### SHORT PROBLEM
Transcribe every line of the records below exactly, but leave out the pictures.

Data records:
------------------------------------
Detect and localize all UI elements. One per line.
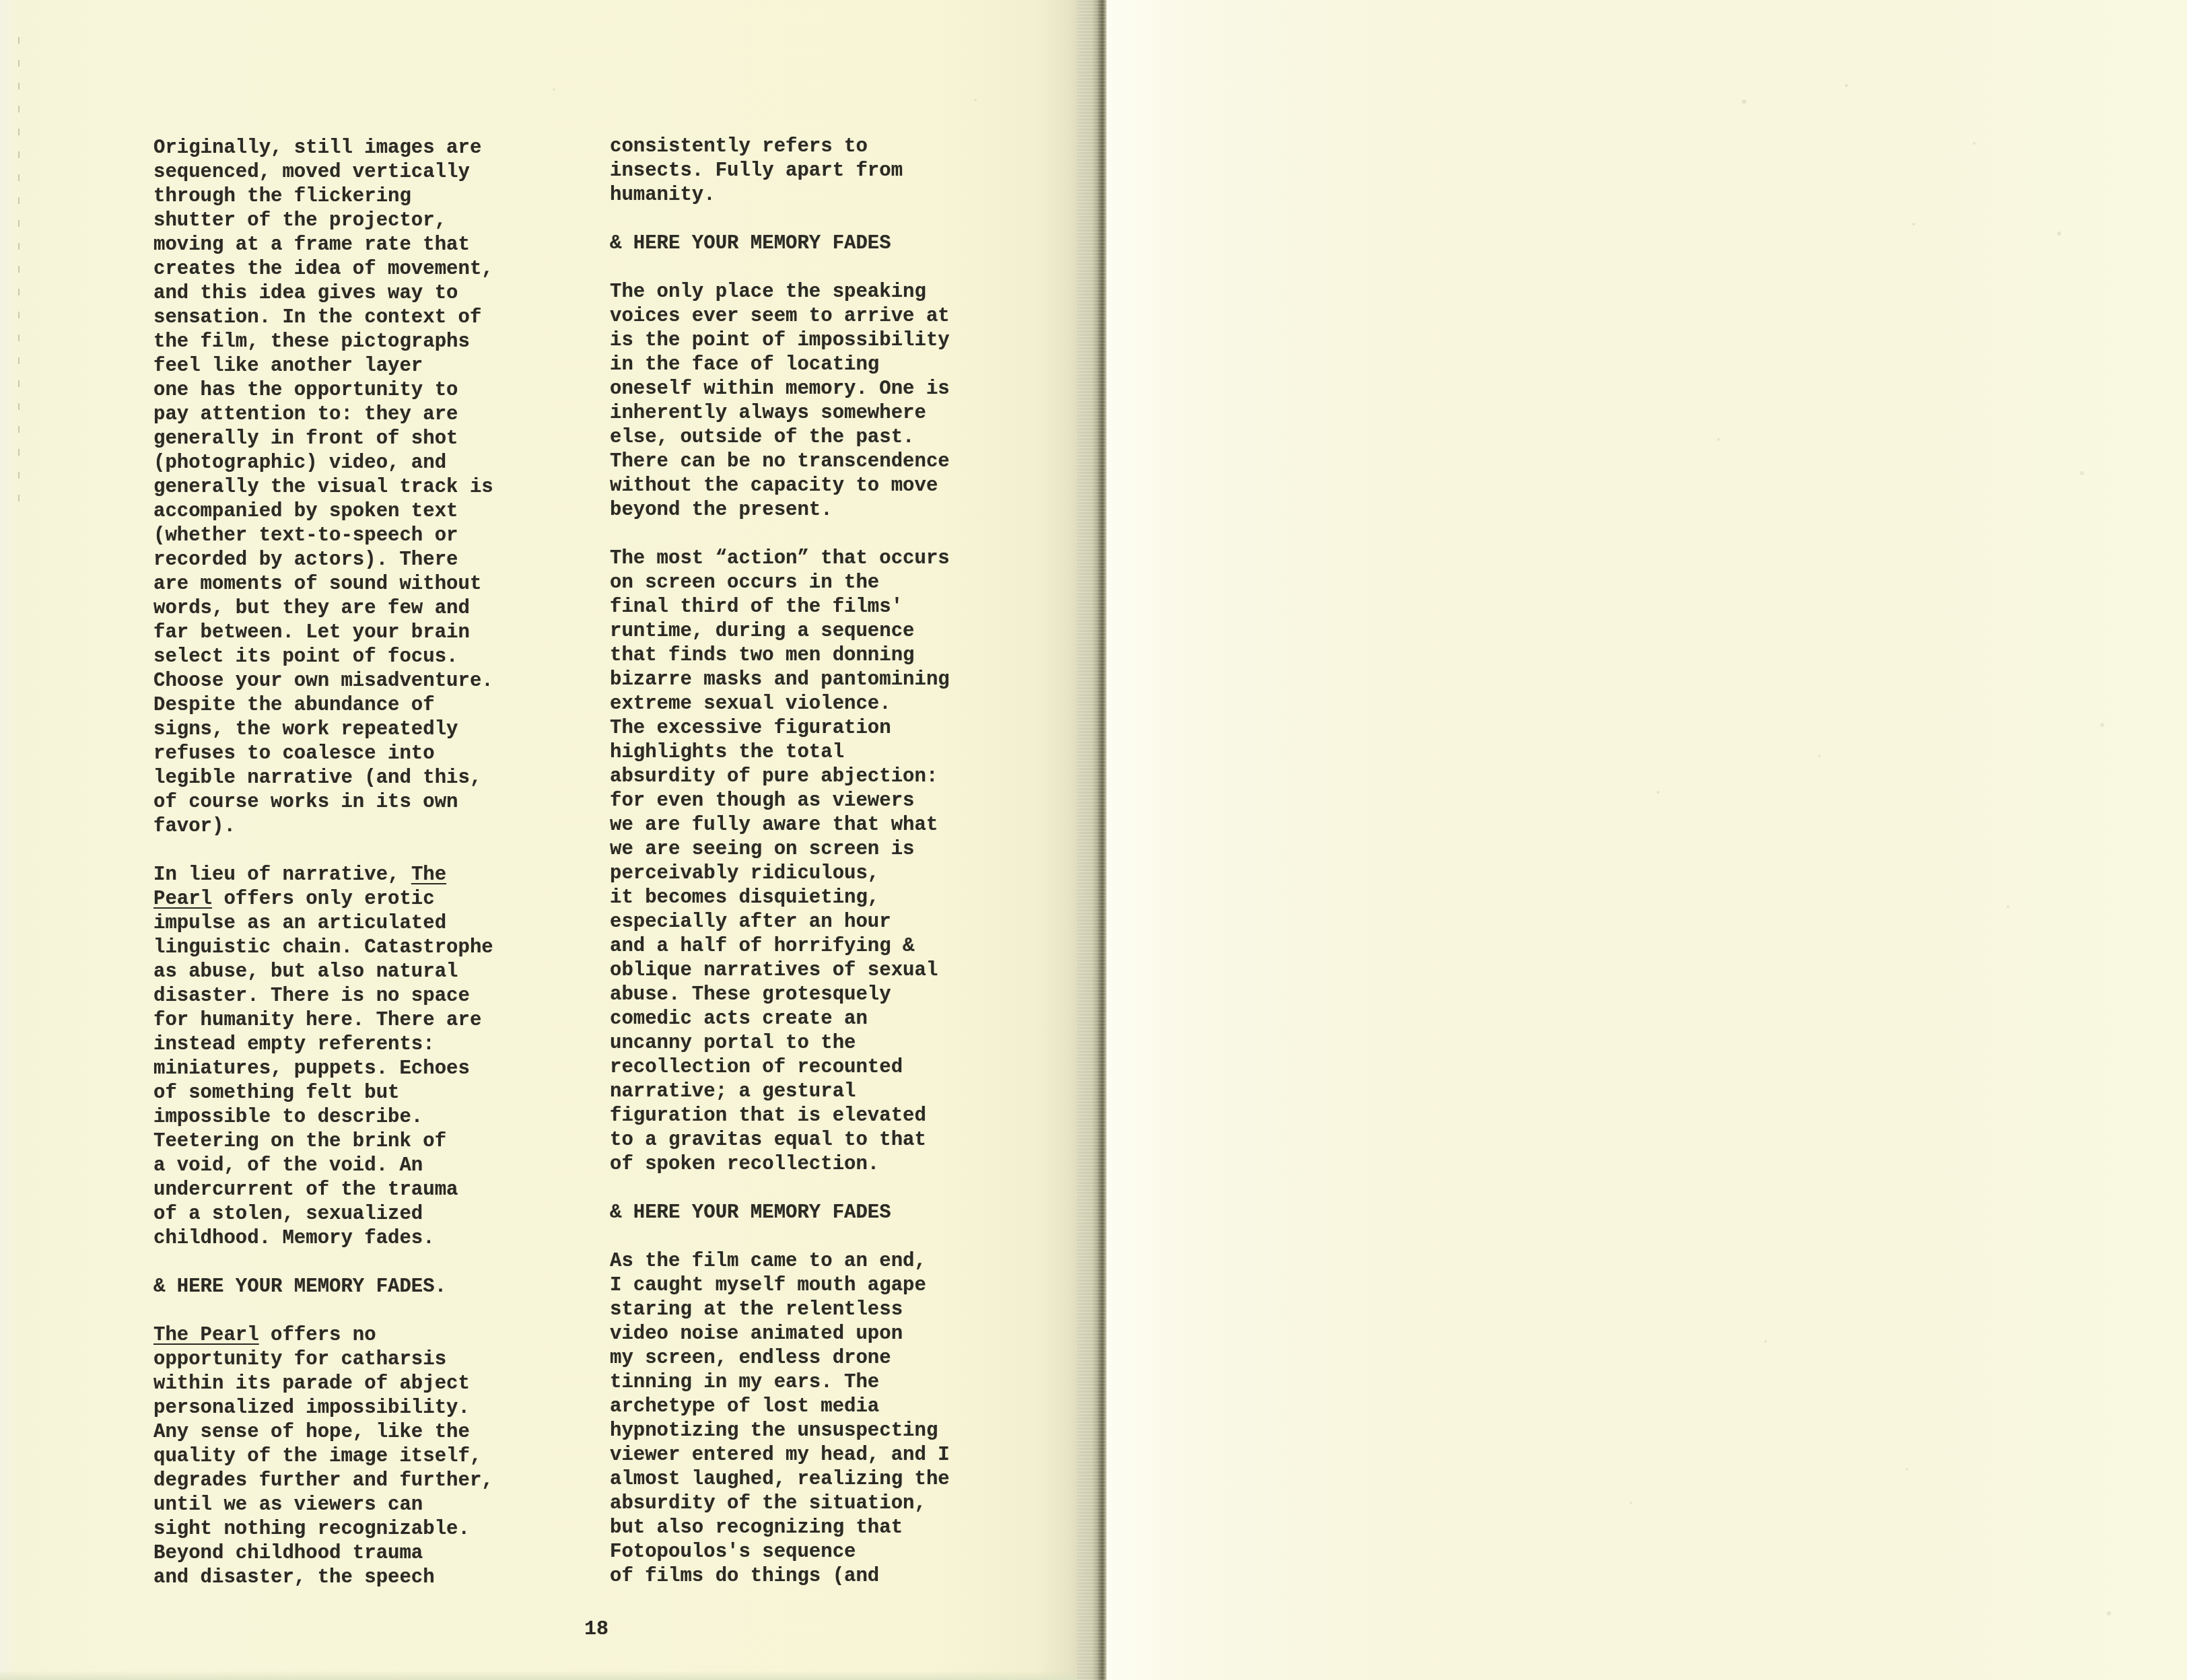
section-heading: & HERE YOUR MEMORY FADES (610, 232, 950, 256)
page-number-left: 18 (584, 1618, 609, 1641)
section-heading: & HERE YOUR MEMORY FADES (610, 1201, 950, 1225)
left-page-column-2: consistently refers toinsects. Fully apa… (610, 135, 950, 1613)
book-spine-fold (1077, 0, 1107, 1680)
left-page-crease (18, 37, 20, 508)
paragraph: In lieu of narrative, The Pearl offers o… (153, 863, 493, 1251)
right-page: have a capacity to insistupon a corporea… (1107, 0, 2187, 1680)
paragraph: Originally, still images aresequenced, m… (153, 136, 493, 839)
paragraph: consistently refers toinsects. Fully apa… (610, 135, 950, 207)
scan-dust-specks (0, 0, 1, 1)
paragraph: As the film came to an end,I caught myse… (610, 1249, 950, 1588)
zine-spread: Originally, still images aresequenced, m… (0, 0, 2187, 1680)
paragraph: The most “action” that occurson screen o… (610, 547, 950, 1177)
left-page: Originally, still images aresequenced, m… (0, 0, 1077, 1680)
left-page-column-1: Originally, still images aresequenced, m… (153, 136, 493, 1614)
paragraph: The Pearl offers noopportunity for catha… (153, 1323, 493, 1590)
section-heading: & HERE YOUR MEMORY FADES. (153, 1275, 493, 1299)
paragraph: The only place the speakingvoices ever s… (610, 280, 950, 522)
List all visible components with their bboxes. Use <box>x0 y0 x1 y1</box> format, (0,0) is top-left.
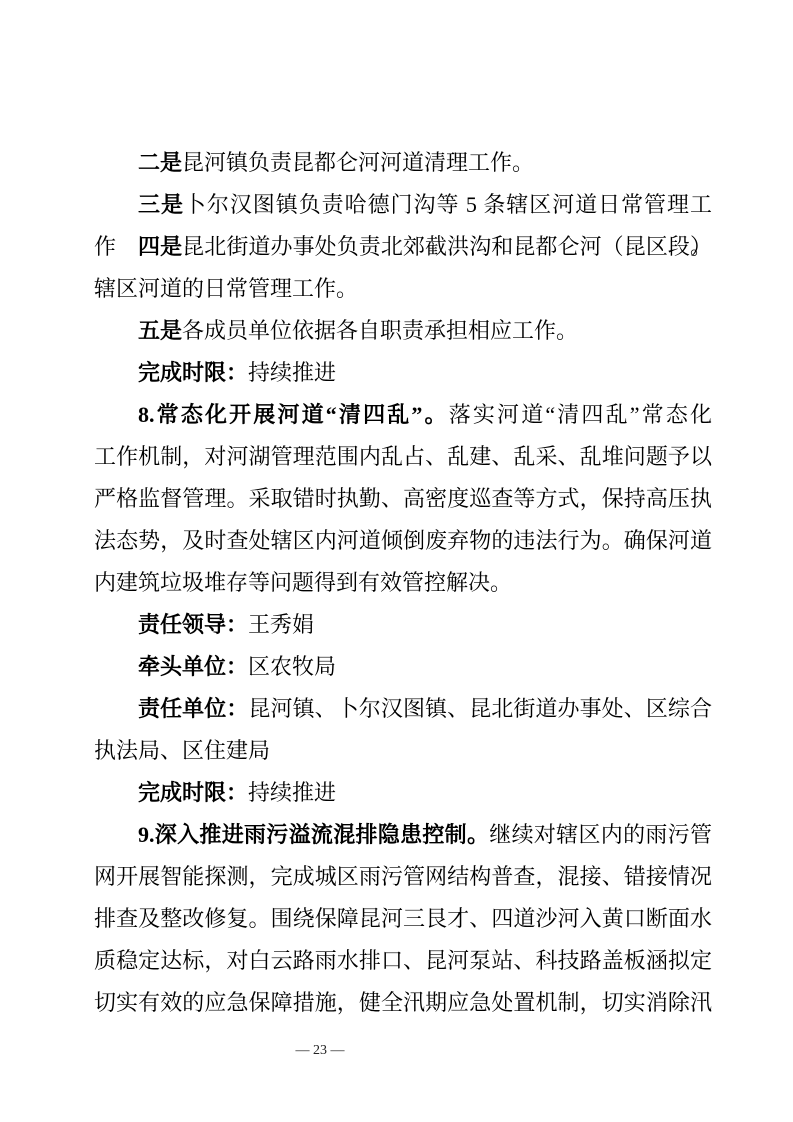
body-text: 网开展智能探测，完成城区雨污管网结构普查，混接、错接情况 <box>94 864 712 889</box>
text-line: 内建筑垃圾堆存等问题得到有效管控解决。 <box>94 562 712 604</box>
body-text: 昆河镇、卜尔汉图镇、昆北街道办事处、区综合 <box>248 696 712 721</box>
page-number: — 23 — <box>0 1040 640 1062</box>
body-text: 持续推进 <box>248 360 336 385</box>
body-text: 执法局、区住建局 <box>94 738 270 763</box>
emphasis-text: 完成时限： <box>138 780 248 805</box>
text-line: 三是卜尔汉图镇负责哈德门沟等 5 条辖区河道日常管理工作。 <box>94 184 712 226</box>
body-text: 落实河道“清四乱”常态化 <box>449 402 712 427</box>
body-text: 工作机制，对河湖管理范围内乱占、乱建、乱采、乱堆问题予以 <box>94 444 712 469</box>
body-text: 切实有效的应急保障措施，健全汛期应急处置机制，切实消除汛 <box>94 990 712 1015</box>
emphasis-text: 牵头单位： <box>138 654 248 679</box>
document-body: 二是昆河镇负责昆都仑河河道清理工作。三是卜尔汉图镇负责哈德门沟等 5 条辖区河道… <box>94 142 712 1024</box>
text-line: 五是各成员单位依据各自职责承担相应工作。 <box>94 310 712 352</box>
text-line: 执法局、区住建局 <box>94 730 712 772</box>
emphasis-text: 责任单位： <box>138 696 248 721</box>
body-text: 昆河镇负责昆都仑河河道清理工作。 <box>182 150 534 175</box>
emphasis-text: 五是 <box>138 318 182 343</box>
body-text: 王秀娟 <box>248 612 314 637</box>
text-line: 9.深入推进雨污溢流混排隐患控制。继续对辖区内的雨污管 <box>94 814 712 856</box>
body-text: 法态势，及时查处辖区内河道倾倒废弃物的违法行为。确保河道 <box>94 528 712 553</box>
document-page: 二是昆河镇负责昆都仑河河道清理工作。三是卜尔汉图镇负责哈德门沟等 5 条辖区河道… <box>0 0 793 1122</box>
emphasis-text: 完成时限： <box>138 360 248 385</box>
body-text: 严格监督管理。采取错时执勤、高密度巡查等方式，保持高压执 <box>94 486 712 511</box>
emphasis-text: 9.深入推进雨污溢流混排隐患控制。 <box>138 822 489 847</box>
emphasis-text: 四是 <box>138 234 182 259</box>
emphasis-text: 责任领导： <box>138 612 248 637</box>
text-line: 完成时限：持续推进 <box>94 352 712 394</box>
text-line: 牵头单位：区农牧局 <box>94 646 712 688</box>
body-text: 质稳定达标，对白云路雨水排口、昆河泵站、科技路盖板涵拟定 <box>94 948 712 973</box>
body-text: 排查及整改修复。围绕保障昆河三艮才、四道沙河入黄口断面水 <box>94 906 712 931</box>
body-text: 持续推进 <box>248 780 336 805</box>
text-line: 网开展智能探测，完成城区雨污管网结构普查，混接、错接情况 <box>94 856 712 898</box>
text-line: 排查及整改修复。围绕保障昆河三艮才、四道沙河入黄口断面水 <box>94 898 712 940</box>
text-line: 责任领导：王秀娟 <box>94 604 712 646</box>
text-line: 工作机制，对河湖管理范围内乱占、乱建、乱采、乱堆问题予以 <box>94 436 712 478</box>
text-line: 二是昆河镇负责昆都仑河河道清理工作。 <box>94 142 712 184</box>
emphasis-text: 三是 <box>138 192 184 217</box>
text-line: 四是昆北街道办事处负责北郊截洪沟和昆都仑河（昆区段） <box>94 226 712 268</box>
body-text: 辖区河道的日常管理工作。 <box>94 276 358 301</box>
body-text: 内建筑垃圾堆存等问题得到有效管控解决。 <box>94 570 512 595</box>
text-line: 8.常态化开展河道“清四乱”。落实河道“清四乱”常态化 <box>94 394 712 436</box>
emphasis-text: 8.常态化开展河道“清四乱”。 <box>138 402 449 427</box>
text-line: 完成时限：持续推进 <box>94 772 712 814</box>
text-line: 法态势，及时查处辖区内河道倾倒废弃物的违法行为。确保河道 <box>94 520 712 562</box>
emphasis-text: 二是 <box>138 150 182 175</box>
text-line: 切实有效的应急保障措施，健全汛期应急处置机制，切实消除汛 <box>94 982 712 1024</box>
body-text: 各成员单位依据各自职责承担相应工作。 <box>182 318 578 343</box>
text-line: 质稳定达标，对白云路雨水排口、昆河泵站、科技路盖板涵拟定 <box>94 940 712 982</box>
body-text: 继续对辖区内的雨污管 <box>489 822 712 847</box>
text-line: 辖区河道的日常管理工作。 <box>94 268 712 310</box>
body-text: 区农牧局 <box>248 654 336 679</box>
text-line: 责任单位：昆河镇、卜尔汉图镇、昆北街道办事处、区综合 <box>94 688 712 730</box>
text-line: 严格监督管理。采取错时执勤、高密度巡查等方式，保持高压执 <box>94 478 712 520</box>
body-text: 昆北街道办事处负责北郊截洪沟和昆都仑河（昆区段） <box>182 234 712 259</box>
------------------------------------
### ANSWER TO THE TASK
Detect and localize all UI elements. One per line.
section-heading: & HERE YOUR MEMORY FADES (610, 232, 950, 256)
page-number-left: 18 (584, 1618, 609, 1641)
section-heading: & HERE YOUR MEMORY FADES (610, 1201, 950, 1225)
left-page-column-2: consistently refers toinsects. Fully apa… (610, 135, 950, 1613)
book-spine-fold (1077, 0, 1107, 1680)
left-page-crease (18, 37, 20, 508)
paragraph: In lieu of narrative, The Pearl offers o… (153, 863, 493, 1251)
right-page: have a capacity to insistupon a corporea… (1107, 0, 2187, 1680)
paragraph: Originally, still images aresequenced, m… (153, 136, 493, 839)
paragraph: consistently refers toinsects. Fully apa… (610, 135, 950, 207)
scan-dust-specks (0, 0, 1, 1)
paragraph: As the film came to an end,I caught myse… (610, 1249, 950, 1588)
zine-spread: Originally, still images aresequenced, m… (0, 0, 2187, 1680)
paragraph: The most “action” that occurson screen o… (610, 547, 950, 1177)
left-page: Originally, still images aresequenced, m… (0, 0, 1077, 1680)
left-page-column-1: Originally, still images aresequenced, m… (153, 136, 493, 1614)
paragraph: The Pearl offers noopportunity for catha… (153, 1323, 493, 1590)
section-heading: & HERE YOUR MEMORY FADES. (153, 1275, 493, 1299)
paragraph: The only place the speakingvoices ever s… (610, 280, 950, 522)
List all visible components with their bboxes. Use <box>x0 y0 x1 y1</box> format, (0,0) is top-left.
body-text: 网开展智能探测，完成城区雨污管网结构普查，混接、错接情况 <box>94 864 712 889</box>
text-line: 内建筑垃圾堆存等问题得到有效管控解决。 <box>94 562 712 604</box>
body-text: 昆河镇、卜尔汉图镇、昆北街道办事处、区综合 <box>248 696 712 721</box>
page-number: — 23 — <box>0 1040 640 1062</box>
body-text: 持续推进 <box>248 360 336 385</box>
body-text: 执法局、区住建局 <box>94 738 270 763</box>
emphasis-text: 完成时限： <box>138 780 248 805</box>
text-line: 三是卜尔汉图镇负责哈德门沟等 5 条辖区河道日常管理工作。 <box>94 184 712 226</box>
body-text: 落实河道“清四乱”常态化 <box>449 402 712 427</box>
body-text: 工作机制，对河湖管理范围内乱占、乱建、乱采、乱堆问题予以 <box>94 444 712 469</box>
body-text: 切实有效的应急保障措施，健全汛期应急处置机制，切实消除汛 <box>94 990 712 1015</box>
emphasis-text: 牵头单位： <box>138 654 248 679</box>
document-body: 二是昆河镇负责昆都仑河河道清理工作。三是卜尔汉图镇负责哈德门沟等 5 条辖区河道… <box>94 142 712 1024</box>
text-line: 五是各成员单位依据各自职责承担相应工作。 <box>94 310 712 352</box>
text-line: 执法局、区住建局 <box>94 730 712 772</box>
emphasis-text: 责任单位： <box>138 696 248 721</box>
body-text: 昆河镇负责昆都仑河河道清理工作。 <box>182 150 534 175</box>
emphasis-text: 五是 <box>138 318 182 343</box>
body-text: 王秀娟 <box>248 612 314 637</box>
text-line: 9.深入推进雨污溢流混排隐患控制。继续对辖区内的雨污管 <box>94 814 712 856</box>
body-text: 法态势，及时查处辖区内河道倾倒废弃物的违法行为。确保河道 <box>94 528 712 553</box>
document-page: 二是昆河镇负责昆都仑河河道清理工作。三是卜尔汉图镇负责哈德门沟等 5 条辖区河道… <box>0 0 793 1122</box>
emphasis-text: 完成时限： <box>138 360 248 385</box>
body-text: 严格监督管理。采取错时执勤、高密度巡查等方式，保持高压执 <box>94 486 712 511</box>
emphasis-text: 9.深入推进雨污溢流混排隐患控制。 <box>138 822 489 847</box>
emphasis-text: 四是 <box>138 234 182 259</box>
emphasis-text: 责任领导： <box>138 612 248 637</box>
text-line: 完成时限：持续推进 <box>94 352 712 394</box>
text-line: 牵头单位：区农牧局 <box>94 646 712 688</box>
body-text: 质稳定达标，对白云路雨水排口、昆河泵站、科技路盖板涵拟定 <box>94 948 712 973</box>
body-text: 排查及整改修复。围绕保障昆河三艮才、四道沙河入黄口断面水 <box>94 906 712 931</box>
body-text: 持续推进 <box>248 780 336 805</box>
text-line: 网开展智能探测，完成城区雨污管网结构普查，混接、错接情况 <box>94 856 712 898</box>
text-line: 排查及整改修复。围绕保障昆河三艮才、四道沙河入黄口断面水 <box>94 898 712 940</box>
text-line: 责任领导：王秀娟 <box>94 604 712 646</box>
text-line: 工作机制，对河湖管理范围内乱占、乱建、乱采、乱堆问题予以 <box>94 436 712 478</box>
text-line: 二是昆河镇负责昆都仑河河道清理工作。 <box>94 142 712 184</box>
emphasis-text: 三是 <box>138 192 184 217</box>
text-line: 四是昆北街道办事处负责北郊截洪沟和昆都仑河（昆区段） <box>94 226 712 268</box>
body-text: 辖区河道的日常管理工作。 <box>94 276 358 301</box>
body-text: 内建筑垃圾堆存等问题得到有效管控解决。 <box>94 570 512 595</box>
text-line: 8.常态化开展河道“清四乱”。落实河道“清四乱”常态化 <box>94 394 712 436</box>
emphasis-text: 8.常态化开展河道“清四乱”。 <box>138 402 449 427</box>
text-line: 完成时限：持续推进 <box>94 772 712 814</box>
text-line: 法态势，及时查处辖区内河道倾倒废弃物的违法行为。确保河道 <box>94 520 712 562</box>
emphasis-text: 二是 <box>138 150 182 175</box>
text-line: 切实有效的应急保障措施，健全汛期应急处置机制，切实消除汛 <box>94 982 712 1024</box>
body-text: 各成员单位依据各自职责承担相应工作。 <box>182 318 578 343</box>
text-line: 质稳定达标，对白云路雨水排口、昆河泵站、科技路盖板涵拟定 <box>94 940 712 982</box>
body-text: 继续对辖区内的雨污管 <box>489 822 712 847</box>
text-line: 辖区河道的日常管理工作。 <box>94 268 712 310</box>
body-text: 区农牧局 <box>248 654 336 679</box>
text-line: 责任单位：昆河镇、卜尔汉图镇、昆北街道办事处、区综合 <box>94 688 712 730</box>
text-line: 严格监督管理。采取错时执勤、高密度巡查等方式，保持高压执 <box>94 478 712 520</box>
body-text: 昆北街道办事处负责北郊截洪沟和昆都仑河（昆区段） <box>182 234 712 259</box>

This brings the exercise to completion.